__What is asked__. Take the lines from the one containing "Output a JSON" through the final line below and restate them exactly. Omit the pictures.

__Provided data__.
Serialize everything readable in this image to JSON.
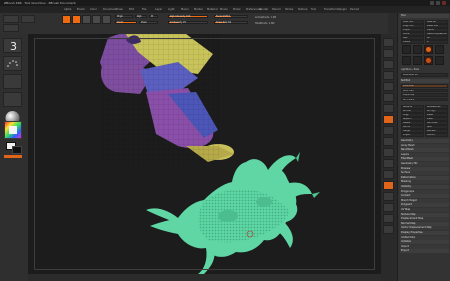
{
  "titlebar": {
    "title": "ZBrush 4R6 · Tool Gnumbus · ZBrush Document",
    "stats": "Active Mesh 4,8,3  Free Mem 2.2 GB  Active Points 1.2M  Total Points 1.6M"
  },
  "menu": [
    "Alpha",
    "Brush",
    "Color",
    "Document",
    "Draw",
    "Edit",
    "File",
    "Layer",
    "Light",
    "Macro",
    "Marker",
    "Material",
    "Movie",
    "Picker",
    "Preferences",
    "Render",
    "Stencil",
    "Stroke",
    "Texture",
    "Tool",
    "Transform",
    "Zplugin",
    "Zscript"
  ],
  "shelf": {
    "buttons": [
      {
        "name": "edit-button",
        "on": true
      },
      {
        "name": "draw-button",
        "on": true
      },
      {
        "name": "move-button",
        "on": false
      },
      {
        "name": "scale-button",
        "on": false
      },
      {
        "name": "rotate-button",
        "on": false
      }
    ],
    "mrgb_label": "Mrgb",
    "rgb_label": "Rgb",
    "m_label": "M",
    "zadd_label": "Zadd",
    "zsub_label": "Zsub",
    "focal_label": "Focal Shift 0",
    "z_intensity_label": "Z Intensity 25",
    "draw_size_label": "Draw Size 64",
    "rgb_intensity_label": "Rgb Intensity 100",
    "active_points": "ActivePoints: 1.2M",
    "total_points": "TotalPoints: 1.6M"
  },
  "leftshelf": {
    "labels": [
      "Projection Master",
      "LightBox",
      "Quick Sketch"
    ]
  },
  "rightcol": {
    "icons": [
      "bpr-icon",
      "spix-icon",
      "scroll-icon",
      "zoom-icon",
      "actual-icon",
      "aahalf-icon",
      "persp-icon",
      "floor-icon",
      "local-icon",
      "xyz-icon",
      "frame-icon",
      "move-icon",
      "scale-icon",
      "rotate-icon",
      "polyf-icon",
      "transp-icon",
      "solo-icon",
      "xpose-icon"
    ]
  },
  "palette": {
    "header": "Tool",
    "top_buttons": [
      "Load Tool",
      "Save As",
      "Copy Tool",
      "Paste Tool",
      "Import",
      "Export",
      "Clone",
      "Make PolyMesh3D",
      "GoZ",
      "All",
      "Visible",
      "R"
    ],
    "lightbox_label": "Lightbox ▸ Tools",
    "current_tool": "Gnumbus. 48",
    "subtool_header": "SubTool",
    "subtools": [
      "Gnumbus",
      "Body_Left",
      "PolyGroup",
      "Arm_Right"
    ],
    "sections": [
      "Geometry",
      "Array Mesh",
      "NanoMesh",
      "Layers",
      "FiberMesh",
      "Geometry HD",
      "Preview",
      "Surface",
      "Deformation",
      "Masking",
      "Visibility",
      "Polygroups",
      "Contact",
      "Morph Target",
      "Polypaint",
      "UV Map",
      "Texture Map",
      "Displacement Map",
      "Normal Map",
      "Vector Displacement Map",
      "Display Properties",
      "Unified Skin",
      "Initialize",
      "Import",
      "Export"
    ],
    "footer": [
      "Rename",
      "AutoReorder",
      "All Low",
      "All High",
      "Copy",
      "Paste",
      "Append",
      "Insert",
      "Delete",
      "Del Other",
      "Del All",
      "Split",
      "Merge",
      "Remesh",
      "Project",
      "Extract"
    ]
  },
  "colors": {
    "accent": "#f06a12",
    "model_green": "#5fd6a4",
    "model_purple": "#7f4ea3",
    "model_yellow": "#c8c35a"
  }
}
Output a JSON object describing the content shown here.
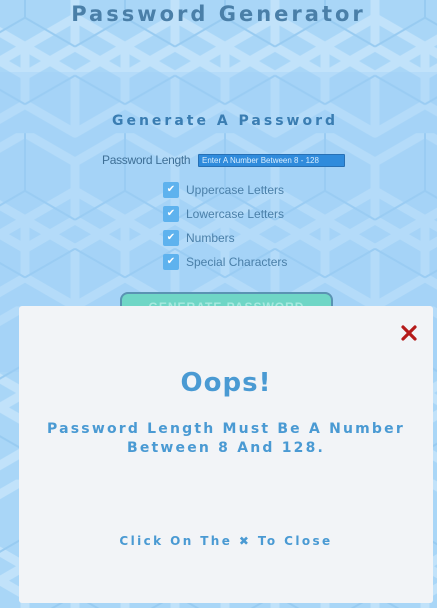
{
  "app": {
    "title": "Password Generator"
  },
  "form": {
    "title": "Generate A Password",
    "length_label": "Password Length",
    "length_placeholder": "Enter A Number Between 8 - 128",
    "length_value": "",
    "options": [
      {
        "label": "Uppercase Letters",
        "checked": true
      },
      {
        "label": "Lowercase Letters",
        "checked": true
      },
      {
        "label": "Numbers",
        "checked": true
      },
      {
        "label": "Special Characters",
        "checked": true
      }
    ],
    "generate_label": "GENERATE PASSWORD"
  },
  "modal": {
    "heading": "Oops!",
    "message": "Password Length Must Be A Number Between 8 And 128.",
    "hint_before": "Click On The",
    "hint_icon": "✖",
    "hint_after": "To Close",
    "close_icon": "close-icon"
  },
  "colors": {
    "background": "#a9d6f7",
    "accent": "#4a9ad3",
    "close": "#b51a1a",
    "button": "#6fd6c6"
  }
}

__Correct response__.
Output a JSON object describing the content shown here.
{
  "app": {
    "title": "Password Generator"
  },
  "form": {
    "title": "Generate A Password",
    "length_label": "Password Length",
    "length_placeholder": "Enter A Number Between 8 - 128",
    "length_value": "",
    "options": [
      {
        "label": "Uppercase Letters",
        "checked": true
      },
      {
        "label": "Lowercase Letters",
        "checked": true
      },
      {
        "label": "Numbers",
        "checked": true
      },
      {
        "label": "Special Characters",
        "checked": true
      }
    ],
    "generate_label": "GENERATE PASSWORD"
  },
  "modal": {
    "heading": "Oops!",
    "message": "Password Length Must Be A Number Between 8 And 128.",
    "hint_before": "Click On The",
    "hint_icon": "✖",
    "hint_after": "To Close",
    "close_icon": "close-icon"
  },
  "colors": {
    "background": "#a9d6f7",
    "accent": "#4a9ad3",
    "close": "#b51a1a",
    "button": "#6fd6c6"
  }
}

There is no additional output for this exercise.